**Direction A**
In the Formula One article, how many places was Fernando Alonso moved back on the Italian Grand Prix starting grid?
**Direction B**
Using the Formula One article, explain why Briatore felt the qualifying rules needed to be reviewed.

START Text provided

Renault are confident the Formula One championship is being run fairly and without favouritism, team boss Flavio Briatore said on Monday

Speaking a day after his controversial outburst on Italy's RAI television, in which he compared F1 to Italian football's match-fixing scandal and suggested Ferrari were being favoured, Briatore told Reuters that he had been misunderstood.

"We have full confidence in everything...we never believed that they (the governing body) were manipulating anything against Renault," he said in an interview. "I am sure of the integrity of the stewards, of this I am 100 percent sure."

Briatore felt, however, that the rules needed to be reviewed to ensure drivers were punished only for deliberate blocking actions in qualifying rather than unintentional misdemeanours.

Renault's world champion Fernando Alonso was demoted five places to 10th on Sunday's Italian Grand Prix starting grid after stewards ruled that the Spaniard had impeded Ferrari's Brazilian Felipe Massa.

Alonso, who left Monza with his lead over Ferrari's Michael Schumacher slashed from 12 points to two after an engine failure, was adamant he had not blocked Massa and said bitterly on Sunday that Formula One was no longer a sport.

"What we need to do in the future is identify really what is the spirit of the rules," said 56-year-old Briatore.

"The spirit in qualifying was that if someone intentionally stops you doing your laptime, they should be punished. This was the intention, or we should put it this way.

"The stewards have Ferrari's telemetry and maybe in that there is some proof that Fernando upset Massa. But for sure Fernando did not want to disturb Massa's lap," he added.

"For us, Massa on pole position is better than Schumacher on pole."

Briatore excused Alonso's anger as that of a young man whose emotions were inevitably running high at a crucial stage of the championship.

Briatore's own words, including the comment that "they have decided to give the world championship to Schumacher" and a reference to the 'calciopoli' football scandal, had been simply misunderstood.

"Sure, we are not happy, this is normal. But all this stuff was too emotional. When we were talking about it, it was a kind of a provocation, a kind of a joke. People took it too seriously, all the situation," he said.

"It was a remark turned differently to my intention.

"We accept the position of the stewards. I accept their decisions all the time. Fernando is 25 years old, he was very emotional about that and he feels it. But we never want to interfere with the decisions of the stewards.

END Text provided
START Given entries

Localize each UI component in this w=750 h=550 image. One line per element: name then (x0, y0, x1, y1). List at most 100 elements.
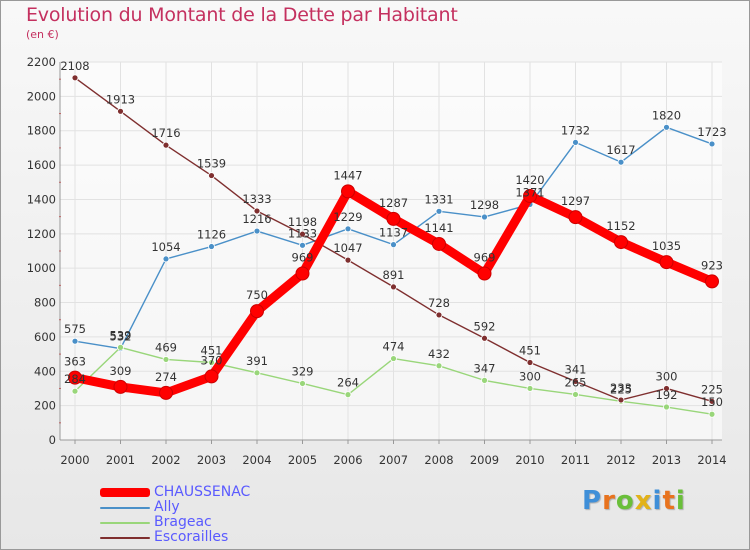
data-point (204, 369, 219, 384)
data-point (386, 211, 401, 226)
data-label: 451 (519, 344, 541, 358)
data-point (708, 140, 716, 148)
data-label: 1820 (652, 108, 681, 122)
data-point (390, 283, 397, 291)
data-point (617, 158, 625, 166)
legend-label: Ally (154, 499, 180, 515)
data-point (568, 210, 583, 225)
data-point (481, 376, 488, 384)
data-label: 225 (701, 382, 723, 396)
data-point (117, 343, 124, 351)
x-tick-label: 2005 (288, 453, 317, 467)
data-label: 370 (201, 353, 223, 367)
legend-item: CHAUSSENAC (100, 485, 250, 500)
data-point (481, 213, 488, 221)
data-point (344, 391, 352, 399)
data-point (435, 362, 443, 370)
legend-swatch (100, 488, 150, 497)
data-label: 1216 (242, 212, 271, 226)
x-tick-label: 2003 (197, 453, 226, 467)
data-point (663, 123, 670, 131)
data-point (162, 356, 170, 363)
data-label: 341 (565, 362, 587, 376)
data-label: 1716 (151, 126, 180, 140)
chart-subtitle: (en €) (26, 28, 59, 41)
data-label: 1035 (652, 239, 681, 253)
data-label: 451 (201, 344, 223, 358)
data-point (341, 184, 355, 199)
data-point (432, 236, 446, 251)
y-tick-label: 600 (34, 330, 56, 344)
data-point (71, 387, 79, 395)
data-point (523, 189, 537, 204)
data-label: 750 (246, 288, 268, 302)
data-label: 1732 (561, 123, 590, 137)
data-label: 1047 (333, 241, 362, 255)
data-point (253, 207, 261, 215)
data-label: 1447 (333, 168, 362, 182)
data-point (250, 304, 264, 319)
data-point (162, 141, 170, 149)
y-tick-label: 1400 (27, 192, 56, 206)
data-label: 225 (610, 382, 632, 396)
data-label: 432 (428, 347, 450, 361)
data-label: 969 (474, 251, 496, 265)
x-tick-label: 2009 (470, 453, 499, 467)
legend-swatch (100, 521, 150, 524)
data-point (208, 172, 215, 179)
data-label: 539 (110, 328, 132, 342)
y-tick-label: 1800 (27, 124, 56, 138)
y-tick-label: 2200 (27, 55, 56, 69)
data-label: 347 (474, 361, 496, 375)
data-point (663, 385, 670, 392)
data-point (68, 370, 82, 385)
x-tick-label: 2002 (151, 453, 180, 467)
y-tick-label: 0 (49, 433, 56, 447)
data-label: 1141 (424, 221, 453, 235)
data-point (162, 255, 170, 263)
x-tick-label: 2007 (379, 453, 408, 467)
data-point (435, 207, 443, 215)
data-point (208, 359, 215, 366)
legend-label: Brageac (154, 514, 212, 530)
data-label: 150 (701, 395, 723, 409)
legend-swatch (100, 506, 150, 509)
data-label: 309 (110, 364, 132, 378)
x-tick-label: 2008 (424, 453, 453, 467)
legend-label: Escorailles (154, 529, 229, 545)
data-label: 265 (565, 375, 587, 389)
data-label: 1617 (606, 143, 635, 157)
x-tick-label: 2013 (652, 453, 681, 467)
data-label: 363 (64, 355, 86, 369)
data-label: 1371 (515, 185, 544, 199)
data-point (481, 334, 488, 342)
data-label: 1137 (379, 226, 408, 240)
data-point (477, 266, 492, 281)
data-label: 300 (656, 369, 678, 383)
legend-item: Brageac (100, 515, 250, 530)
data-label: 923 (701, 258, 723, 272)
data-label: 2108 (60, 59, 89, 73)
x-tick-label: 2004 (242, 453, 271, 467)
data-point (344, 225, 352, 233)
data-label: 274 (155, 370, 177, 384)
data-point (253, 369, 261, 377)
legend-swatch (100, 536, 150, 539)
legend-item: Escorailles (100, 530, 250, 545)
data-label: 592 (474, 319, 496, 333)
data-label: 1152 (606, 219, 635, 233)
legend: CHAUSSENAC Ally Brageac Escorailles (100, 485, 250, 545)
proxiti-logo: Proxiti (582, 486, 686, 516)
x-tick-label: 2011 (561, 453, 590, 467)
data-label: 1298 (470, 198, 499, 212)
x-tick-label: 2000 (60, 453, 89, 467)
data-label: 1198 (288, 215, 317, 229)
data-point (299, 380, 306, 387)
x-tick-label: 2001 (106, 453, 135, 467)
data-point (299, 241, 306, 249)
data-label: 1723 (697, 125, 726, 139)
y-tick-label: 2000 (27, 89, 56, 103)
data-point (435, 311, 443, 319)
legend-item: Ally (100, 500, 250, 515)
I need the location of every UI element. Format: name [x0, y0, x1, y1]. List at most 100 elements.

END Given entries

**Correct answer A**
He was moved back five places, to 10th.

**Correct answer B**
He wanted drivers punished only for deliberate blocking in qualifying, not for unintentional offenses. He said the spirit of the rule was that someone who intentionally stops you from doing your lap time should be punished.